### WHAT IS ASKED
Set the listing down unchanged, minus every embedded image.
── EXERCISE INPUTS
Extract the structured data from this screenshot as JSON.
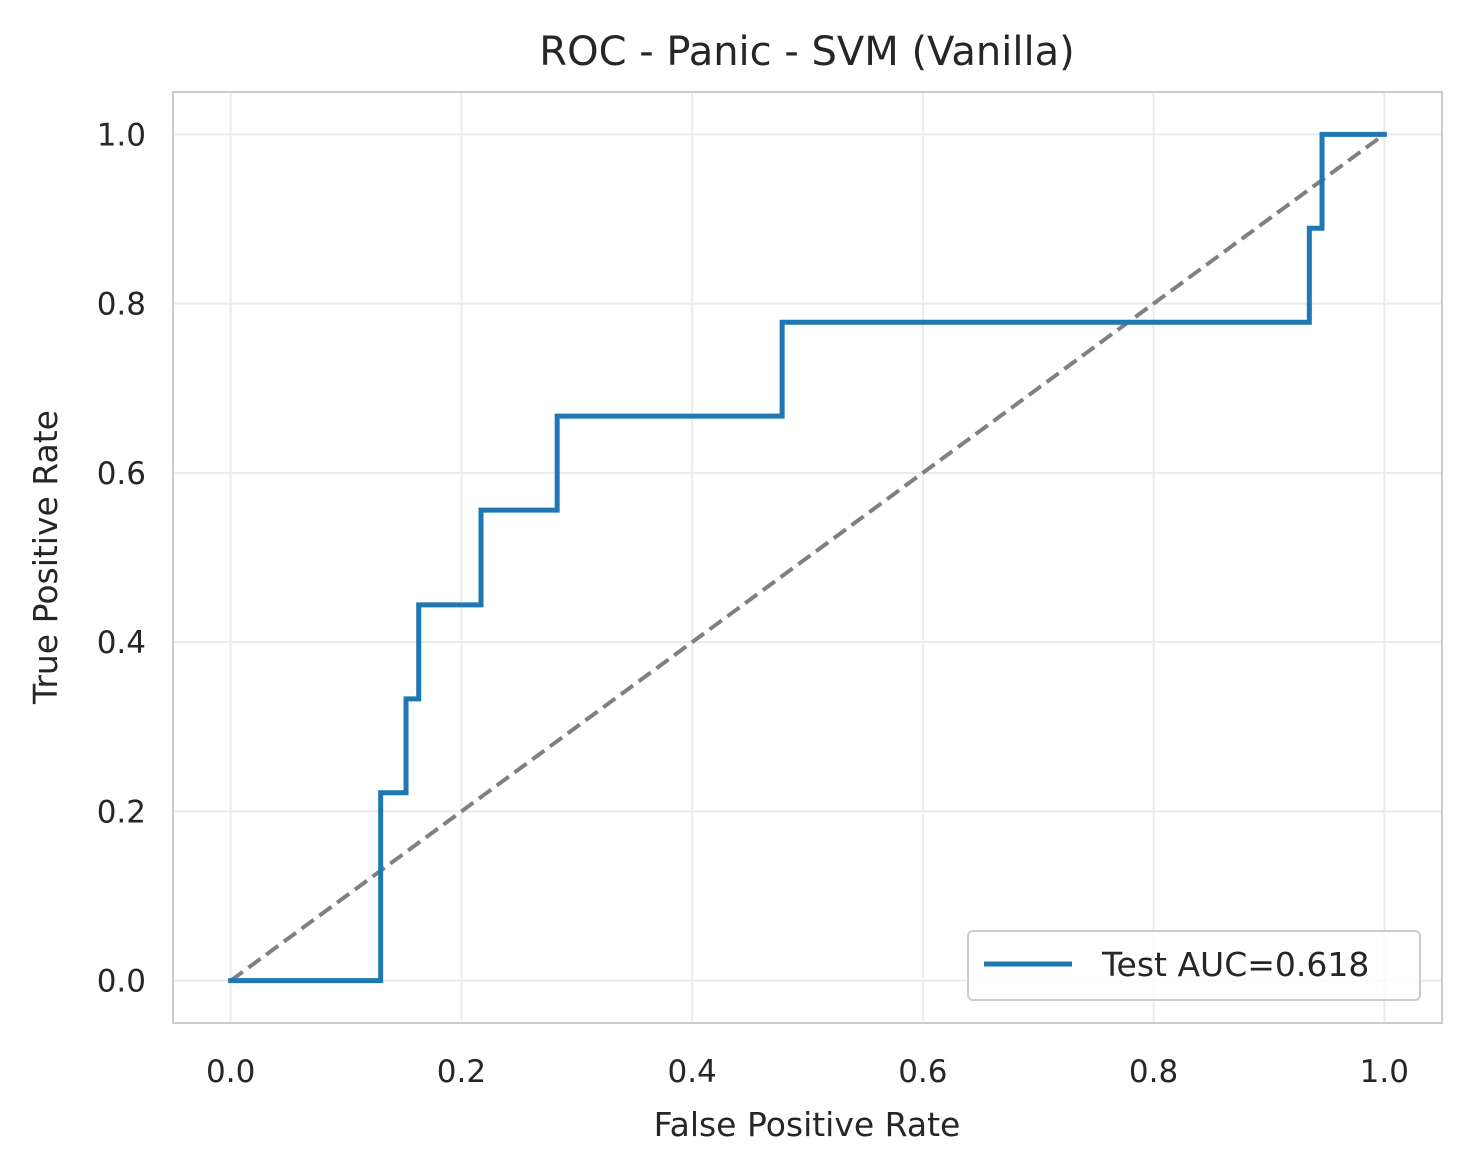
{
  "chart_data": {
    "type": "line",
    "title": "ROC - Panic - SVM (Vanilla)",
    "xlabel": "False Positive Rate",
    "ylabel": "True Positive Rate",
    "xlim": [
      -0.05,
      1.05
    ],
    "ylim": [
      -0.05,
      1.05
    ],
    "xticks": [
      0.0,
      0.2,
      0.4,
      0.6,
      0.8,
      1.0
    ],
    "yticks": [
      0.0,
      0.2,
      0.4,
      0.6,
      0.8,
      1.0
    ],
    "xtick_labels": [
      "0.0",
      "0.2",
      "0.4",
      "0.6",
      "0.8",
      "1.0"
    ],
    "ytick_labels": [
      "0.0",
      "0.2",
      "0.4",
      "0.6",
      "0.8",
      "1.0"
    ],
    "grid": true,
    "legend_position": "lower-right",
    "series": [
      {
        "name": "Test AUC=0.618",
        "color": "#1f77b4",
        "style": "solid",
        "x": [
          0.0,
          0.13,
          0.13,
          0.152,
          0.152,
          0.163,
          0.163,
          0.217,
          0.217,
          0.283,
          0.283,
          0.478,
          0.478,
          0.935,
          0.935,
          0.946,
          0.946,
          1.0
        ],
        "y": [
          0.0,
          0.0,
          0.222,
          0.222,
          0.333,
          0.333,
          0.444,
          0.444,
          0.556,
          0.556,
          0.667,
          0.667,
          0.778,
          0.778,
          0.889,
          0.889,
          1.0,
          1.0
        ]
      }
    ],
    "reference_line": {
      "color": "#808080",
      "style": "dashed",
      "x": [
        0.0,
        1.0
      ],
      "y": [
        0.0,
        1.0
      ]
    }
  }
}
────
### SOLUTION BELOW
Extract the structured data from this screenshot as JSON.
{
  "chart_data": {
    "type": "line",
    "title": "ROC - Panic - SVM (Vanilla)",
    "xlabel": "False Positive Rate",
    "ylabel": "True Positive Rate",
    "xlim": [
      -0.05,
      1.05
    ],
    "ylim": [
      -0.05,
      1.05
    ],
    "xticks": [
      0.0,
      0.2,
      0.4,
      0.6,
      0.8,
      1.0
    ],
    "yticks": [
      0.0,
      0.2,
      0.4,
      0.6,
      0.8,
      1.0
    ],
    "xtick_labels": [
      "0.0",
      "0.2",
      "0.4",
      "0.6",
      "0.8",
      "1.0"
    ],
    "ytick_labels": [
      "0.0",
      "0.2",
      "0.4",
      "0.6",
      "0.8",
      "1.0"
    ],
    "grid": true,
    "legend_position": "lower-right",
    "series": [
      {
        "name": "Test AUC=0.618",
        "color": "#1f77b4",
        "style": "solid",
        "x": [
          0.0,
          0.13,
          0.13,
          0.152,
          0.152,
          0.163,
          0.163,
          0.217,
          0.217,
          0.283,
          0.283,
          0.478,
          0.478,
          0.935,
          0.935,
          0.946,
          0.946,
          1.0
        ],
        "y": [
          0.0,
          0.0,
          0.222,
          0.222,
          0.333,
          0.333,
          0.444,
          0.444,
          0.556,
          0.556,
          0.667,
          0.667,
          0.778,
          0.778,
          0.889,
          0.889,
          1.0,
          1.0
        ]
      }
    ],
    "reference_line": {
      "color": "#808080",
      "style": "dashed",
      "x": [
        0.0,
        1.0
      ],
      "y": [
        0.0,
        1.0
      ]
    }
  }
}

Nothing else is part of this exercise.